*GIVEN EXERCISE:*
Set down every record once more, exactly as given.

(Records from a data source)
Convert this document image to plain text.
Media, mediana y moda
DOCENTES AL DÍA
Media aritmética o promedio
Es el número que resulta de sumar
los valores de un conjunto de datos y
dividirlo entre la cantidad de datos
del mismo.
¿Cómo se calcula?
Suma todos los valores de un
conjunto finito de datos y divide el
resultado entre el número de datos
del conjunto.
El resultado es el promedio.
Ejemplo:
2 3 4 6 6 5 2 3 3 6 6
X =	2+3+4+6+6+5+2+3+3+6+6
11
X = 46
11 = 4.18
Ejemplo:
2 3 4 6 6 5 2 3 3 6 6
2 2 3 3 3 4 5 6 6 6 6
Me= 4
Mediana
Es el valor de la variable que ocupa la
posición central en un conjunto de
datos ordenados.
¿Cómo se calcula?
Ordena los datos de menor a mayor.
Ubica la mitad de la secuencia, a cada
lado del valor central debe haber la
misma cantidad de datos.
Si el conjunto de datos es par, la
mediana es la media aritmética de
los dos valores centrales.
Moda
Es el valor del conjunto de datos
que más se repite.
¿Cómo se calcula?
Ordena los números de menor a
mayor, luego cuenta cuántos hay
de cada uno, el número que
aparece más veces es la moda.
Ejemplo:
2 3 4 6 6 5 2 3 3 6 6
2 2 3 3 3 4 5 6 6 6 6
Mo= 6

*THE SOLUTION:*
Convert this document image to plain text.
Media, mediana y moda
DOCENTES AL DÍA
Media aritmética o promedio
Es el número que resulta de sumar
los valores de un conjunto de datos y
dividirlo entre la cantidad de datos
del mismo.
¿Cómo se calcula?
Suma todos los valores de un
conjunto finito de datos y divide el
resultado entre el número de datos
del conjunto.
El resultado es el promedio.
Ejemplo:
2 3 4 6 6 5 2 3 3 6 6
X =	2+3+4+6+6+5+2+3+3+6+6
11
X = 46
11 = 4.18
Ejemplo:
2 3 4 6 6 5 2 3 3 6 6
2 2 3 3 3 4 5 6 6 6 6
Me= 4
Mediana
Es el valor de la variable que ocupa la
posición central en un conjunto de
datos ordenados.
¿Cómo se calcula?
Ordena los datos de menor a mayor.
Ubica la mitad de la secuencia, a cada
lado del valor central debe haber la
misma cantidad de datos.
Si el conjunto de datos es par, la
mediana es la media aritmética de
los dos valores centrales.
Moda
Es el valor del conjunto de datos
que más se repite.
¿Cómo se calcula?
Ordena los números de menor a
mayor, luego cuenta cuántos hay
de cada uno, el número que
aparece más veces es la moda.
Ejemplo:
2 3 4 6 6 5 2 3 3 6 6
2 2 3 3 3 4 5 6 6 6 6
Mo= 6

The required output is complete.